** Start of Given records **

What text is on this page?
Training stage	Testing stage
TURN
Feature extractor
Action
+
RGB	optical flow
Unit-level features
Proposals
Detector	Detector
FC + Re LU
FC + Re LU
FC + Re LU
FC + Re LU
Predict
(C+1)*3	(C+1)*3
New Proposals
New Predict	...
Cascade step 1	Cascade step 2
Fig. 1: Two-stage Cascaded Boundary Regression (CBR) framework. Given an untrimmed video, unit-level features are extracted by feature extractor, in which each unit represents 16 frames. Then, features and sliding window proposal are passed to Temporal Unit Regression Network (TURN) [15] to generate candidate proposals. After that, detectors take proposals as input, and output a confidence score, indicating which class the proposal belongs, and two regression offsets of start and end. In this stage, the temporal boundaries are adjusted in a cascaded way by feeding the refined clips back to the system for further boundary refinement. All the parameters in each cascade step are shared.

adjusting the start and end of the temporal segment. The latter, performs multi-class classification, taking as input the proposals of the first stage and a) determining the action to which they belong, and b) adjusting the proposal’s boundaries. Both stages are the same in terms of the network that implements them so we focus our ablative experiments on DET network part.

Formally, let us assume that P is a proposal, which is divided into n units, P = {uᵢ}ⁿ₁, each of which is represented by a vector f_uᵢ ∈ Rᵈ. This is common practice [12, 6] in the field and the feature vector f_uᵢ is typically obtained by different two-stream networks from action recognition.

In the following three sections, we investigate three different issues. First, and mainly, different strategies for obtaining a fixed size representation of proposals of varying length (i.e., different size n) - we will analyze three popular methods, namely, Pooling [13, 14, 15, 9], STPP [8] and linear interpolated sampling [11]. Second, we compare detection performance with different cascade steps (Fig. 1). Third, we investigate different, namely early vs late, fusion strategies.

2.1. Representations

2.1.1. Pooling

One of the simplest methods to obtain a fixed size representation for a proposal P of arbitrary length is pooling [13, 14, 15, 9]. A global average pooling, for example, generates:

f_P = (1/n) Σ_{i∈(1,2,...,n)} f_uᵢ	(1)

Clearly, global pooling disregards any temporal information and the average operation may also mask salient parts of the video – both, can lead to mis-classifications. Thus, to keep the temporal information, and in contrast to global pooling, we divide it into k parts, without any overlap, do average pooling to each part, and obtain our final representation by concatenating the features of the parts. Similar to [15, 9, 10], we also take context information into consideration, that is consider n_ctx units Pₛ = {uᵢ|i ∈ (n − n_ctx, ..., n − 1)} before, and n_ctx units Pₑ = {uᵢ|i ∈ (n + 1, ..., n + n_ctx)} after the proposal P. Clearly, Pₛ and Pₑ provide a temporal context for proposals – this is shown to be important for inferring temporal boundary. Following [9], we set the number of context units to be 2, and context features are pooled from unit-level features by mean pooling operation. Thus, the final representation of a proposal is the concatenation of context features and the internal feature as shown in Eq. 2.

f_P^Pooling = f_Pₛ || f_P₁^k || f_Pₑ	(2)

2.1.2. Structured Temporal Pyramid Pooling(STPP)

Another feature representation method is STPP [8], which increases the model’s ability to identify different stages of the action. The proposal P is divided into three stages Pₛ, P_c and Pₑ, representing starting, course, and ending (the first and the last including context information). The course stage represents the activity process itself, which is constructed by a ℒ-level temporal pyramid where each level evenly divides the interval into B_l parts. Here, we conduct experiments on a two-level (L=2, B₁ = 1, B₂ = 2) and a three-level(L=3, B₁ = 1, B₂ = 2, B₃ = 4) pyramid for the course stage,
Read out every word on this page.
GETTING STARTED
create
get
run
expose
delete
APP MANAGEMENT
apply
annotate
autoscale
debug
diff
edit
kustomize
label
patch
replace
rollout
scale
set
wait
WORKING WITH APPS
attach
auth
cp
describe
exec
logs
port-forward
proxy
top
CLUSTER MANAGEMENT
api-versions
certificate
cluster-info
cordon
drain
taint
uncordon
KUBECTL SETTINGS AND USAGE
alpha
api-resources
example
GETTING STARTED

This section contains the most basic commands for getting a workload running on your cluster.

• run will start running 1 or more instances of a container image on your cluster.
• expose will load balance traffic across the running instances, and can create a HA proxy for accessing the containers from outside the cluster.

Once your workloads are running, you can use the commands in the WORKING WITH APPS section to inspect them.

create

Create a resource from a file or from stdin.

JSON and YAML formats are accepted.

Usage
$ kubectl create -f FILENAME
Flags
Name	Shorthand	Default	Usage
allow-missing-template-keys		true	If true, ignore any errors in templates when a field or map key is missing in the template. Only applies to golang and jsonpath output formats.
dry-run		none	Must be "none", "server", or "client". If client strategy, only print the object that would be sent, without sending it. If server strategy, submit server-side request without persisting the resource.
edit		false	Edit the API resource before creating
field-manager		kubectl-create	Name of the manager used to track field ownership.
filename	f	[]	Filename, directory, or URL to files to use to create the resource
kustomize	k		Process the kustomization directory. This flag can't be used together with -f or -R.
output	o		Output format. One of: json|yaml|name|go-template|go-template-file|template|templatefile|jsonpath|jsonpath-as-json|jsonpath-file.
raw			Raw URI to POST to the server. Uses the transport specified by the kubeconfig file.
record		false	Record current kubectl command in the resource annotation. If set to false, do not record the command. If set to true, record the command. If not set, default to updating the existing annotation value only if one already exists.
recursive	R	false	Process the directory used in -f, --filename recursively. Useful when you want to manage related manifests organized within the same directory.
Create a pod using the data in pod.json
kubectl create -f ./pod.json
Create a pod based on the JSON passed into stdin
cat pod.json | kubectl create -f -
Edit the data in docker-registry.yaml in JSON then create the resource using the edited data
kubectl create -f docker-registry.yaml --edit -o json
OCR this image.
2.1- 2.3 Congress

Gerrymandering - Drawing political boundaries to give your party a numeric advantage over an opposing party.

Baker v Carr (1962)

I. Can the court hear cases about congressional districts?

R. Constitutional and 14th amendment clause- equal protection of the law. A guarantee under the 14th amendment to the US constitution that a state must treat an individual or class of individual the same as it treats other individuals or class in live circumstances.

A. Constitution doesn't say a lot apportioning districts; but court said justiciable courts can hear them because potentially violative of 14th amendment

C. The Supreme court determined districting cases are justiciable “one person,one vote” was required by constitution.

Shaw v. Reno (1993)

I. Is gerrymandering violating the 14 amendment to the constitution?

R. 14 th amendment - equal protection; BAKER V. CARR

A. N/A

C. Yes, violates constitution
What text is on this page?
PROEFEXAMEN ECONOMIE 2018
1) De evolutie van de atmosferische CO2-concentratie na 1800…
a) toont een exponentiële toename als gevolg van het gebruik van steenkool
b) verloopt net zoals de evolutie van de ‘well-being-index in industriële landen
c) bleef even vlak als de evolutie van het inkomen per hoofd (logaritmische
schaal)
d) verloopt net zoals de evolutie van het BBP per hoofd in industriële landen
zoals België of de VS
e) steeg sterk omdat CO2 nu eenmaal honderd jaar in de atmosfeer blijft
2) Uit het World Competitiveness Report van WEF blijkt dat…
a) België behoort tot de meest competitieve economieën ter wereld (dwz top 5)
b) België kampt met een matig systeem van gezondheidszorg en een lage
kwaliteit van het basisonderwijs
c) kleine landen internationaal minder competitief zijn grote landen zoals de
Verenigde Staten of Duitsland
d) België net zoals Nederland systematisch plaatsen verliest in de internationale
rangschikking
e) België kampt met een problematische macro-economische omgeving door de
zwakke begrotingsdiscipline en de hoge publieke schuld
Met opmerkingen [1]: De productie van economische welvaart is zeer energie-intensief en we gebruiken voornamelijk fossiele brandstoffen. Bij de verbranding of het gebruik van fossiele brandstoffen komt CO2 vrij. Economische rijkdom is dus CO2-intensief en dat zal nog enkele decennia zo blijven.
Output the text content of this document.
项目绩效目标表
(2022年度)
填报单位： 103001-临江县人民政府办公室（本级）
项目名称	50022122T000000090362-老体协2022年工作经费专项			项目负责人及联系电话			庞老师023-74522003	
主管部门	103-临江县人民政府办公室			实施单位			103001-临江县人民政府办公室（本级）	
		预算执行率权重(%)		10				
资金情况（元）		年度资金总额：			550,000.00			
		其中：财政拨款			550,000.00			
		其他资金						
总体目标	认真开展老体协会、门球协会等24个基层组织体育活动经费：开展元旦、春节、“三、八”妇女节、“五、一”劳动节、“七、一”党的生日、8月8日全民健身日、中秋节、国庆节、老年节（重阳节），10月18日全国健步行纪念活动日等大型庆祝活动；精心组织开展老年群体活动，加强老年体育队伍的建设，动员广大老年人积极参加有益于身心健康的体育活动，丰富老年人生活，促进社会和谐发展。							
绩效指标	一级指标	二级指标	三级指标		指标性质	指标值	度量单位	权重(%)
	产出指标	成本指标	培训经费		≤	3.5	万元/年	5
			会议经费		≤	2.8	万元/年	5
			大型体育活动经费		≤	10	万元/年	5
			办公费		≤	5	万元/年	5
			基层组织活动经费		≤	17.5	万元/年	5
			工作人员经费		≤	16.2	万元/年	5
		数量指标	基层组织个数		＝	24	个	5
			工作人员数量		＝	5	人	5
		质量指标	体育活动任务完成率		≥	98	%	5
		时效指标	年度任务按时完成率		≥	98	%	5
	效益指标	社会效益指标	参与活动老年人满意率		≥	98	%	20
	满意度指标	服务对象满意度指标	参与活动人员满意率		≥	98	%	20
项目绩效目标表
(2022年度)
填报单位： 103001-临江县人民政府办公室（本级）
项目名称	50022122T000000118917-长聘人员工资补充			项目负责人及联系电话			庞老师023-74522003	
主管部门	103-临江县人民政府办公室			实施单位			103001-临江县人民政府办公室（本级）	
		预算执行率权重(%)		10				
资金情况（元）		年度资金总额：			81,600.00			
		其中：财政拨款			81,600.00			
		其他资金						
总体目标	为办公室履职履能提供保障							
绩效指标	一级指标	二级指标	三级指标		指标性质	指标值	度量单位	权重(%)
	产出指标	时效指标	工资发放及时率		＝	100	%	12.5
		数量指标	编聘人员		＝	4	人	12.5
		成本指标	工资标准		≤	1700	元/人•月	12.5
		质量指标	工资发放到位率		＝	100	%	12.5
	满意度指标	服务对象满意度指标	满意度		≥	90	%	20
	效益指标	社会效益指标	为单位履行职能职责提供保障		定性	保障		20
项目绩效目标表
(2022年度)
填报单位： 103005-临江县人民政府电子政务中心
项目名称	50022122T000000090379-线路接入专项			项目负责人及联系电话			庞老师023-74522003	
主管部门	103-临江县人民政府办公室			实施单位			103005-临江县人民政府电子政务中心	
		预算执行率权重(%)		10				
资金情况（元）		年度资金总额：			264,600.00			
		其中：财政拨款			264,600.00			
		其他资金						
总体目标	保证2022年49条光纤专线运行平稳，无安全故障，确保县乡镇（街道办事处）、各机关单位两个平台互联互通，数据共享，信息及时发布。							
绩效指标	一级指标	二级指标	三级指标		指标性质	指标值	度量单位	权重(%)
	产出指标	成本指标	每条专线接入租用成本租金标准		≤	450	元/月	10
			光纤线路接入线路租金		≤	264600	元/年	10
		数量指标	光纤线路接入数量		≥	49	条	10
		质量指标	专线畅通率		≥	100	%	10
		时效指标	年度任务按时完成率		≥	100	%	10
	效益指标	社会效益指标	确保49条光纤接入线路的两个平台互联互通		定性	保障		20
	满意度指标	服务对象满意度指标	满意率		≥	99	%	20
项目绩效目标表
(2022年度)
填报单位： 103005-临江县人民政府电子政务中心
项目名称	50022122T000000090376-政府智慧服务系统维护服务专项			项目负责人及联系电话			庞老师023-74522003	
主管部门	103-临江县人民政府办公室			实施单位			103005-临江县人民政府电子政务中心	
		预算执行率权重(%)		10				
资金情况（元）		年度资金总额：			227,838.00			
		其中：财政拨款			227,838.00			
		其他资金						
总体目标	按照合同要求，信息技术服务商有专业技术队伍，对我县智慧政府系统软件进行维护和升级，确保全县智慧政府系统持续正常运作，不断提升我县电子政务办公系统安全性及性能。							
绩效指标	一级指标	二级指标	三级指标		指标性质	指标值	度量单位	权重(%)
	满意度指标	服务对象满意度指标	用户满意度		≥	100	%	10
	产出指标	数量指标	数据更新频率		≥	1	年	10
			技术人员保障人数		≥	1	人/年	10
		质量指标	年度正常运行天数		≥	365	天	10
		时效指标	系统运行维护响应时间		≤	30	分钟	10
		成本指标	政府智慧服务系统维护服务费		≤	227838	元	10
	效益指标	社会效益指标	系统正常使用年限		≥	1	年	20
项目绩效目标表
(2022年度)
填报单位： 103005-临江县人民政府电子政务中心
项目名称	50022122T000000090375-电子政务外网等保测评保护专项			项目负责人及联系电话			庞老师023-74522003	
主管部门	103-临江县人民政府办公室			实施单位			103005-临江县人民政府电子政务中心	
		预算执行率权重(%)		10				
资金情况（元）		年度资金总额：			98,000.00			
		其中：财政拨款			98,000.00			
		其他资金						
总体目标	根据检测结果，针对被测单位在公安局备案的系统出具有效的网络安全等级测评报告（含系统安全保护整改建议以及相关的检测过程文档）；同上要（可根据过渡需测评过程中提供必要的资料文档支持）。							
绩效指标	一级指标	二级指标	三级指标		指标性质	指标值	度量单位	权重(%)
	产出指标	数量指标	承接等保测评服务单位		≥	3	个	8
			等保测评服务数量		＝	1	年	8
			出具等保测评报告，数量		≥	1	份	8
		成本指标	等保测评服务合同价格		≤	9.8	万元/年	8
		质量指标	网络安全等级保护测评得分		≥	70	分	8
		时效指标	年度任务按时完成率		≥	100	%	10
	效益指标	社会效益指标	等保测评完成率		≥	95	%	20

** End of Given records **

Exercise prompt |
Return each line of the listing that holds the string "数量指标".

Solution below |
		数量指标	基层组织个数		＝	24	个	5
		数量指标	编聘人员		＝	4	人	12.5
		数量指标	光纤线路接入数量		≥	49	条	10
	产出指标	数量指标	数据更新频率		≥	1	年	10
	产出指标	数量指标	承接等保测评服务单位		≥	3	个	8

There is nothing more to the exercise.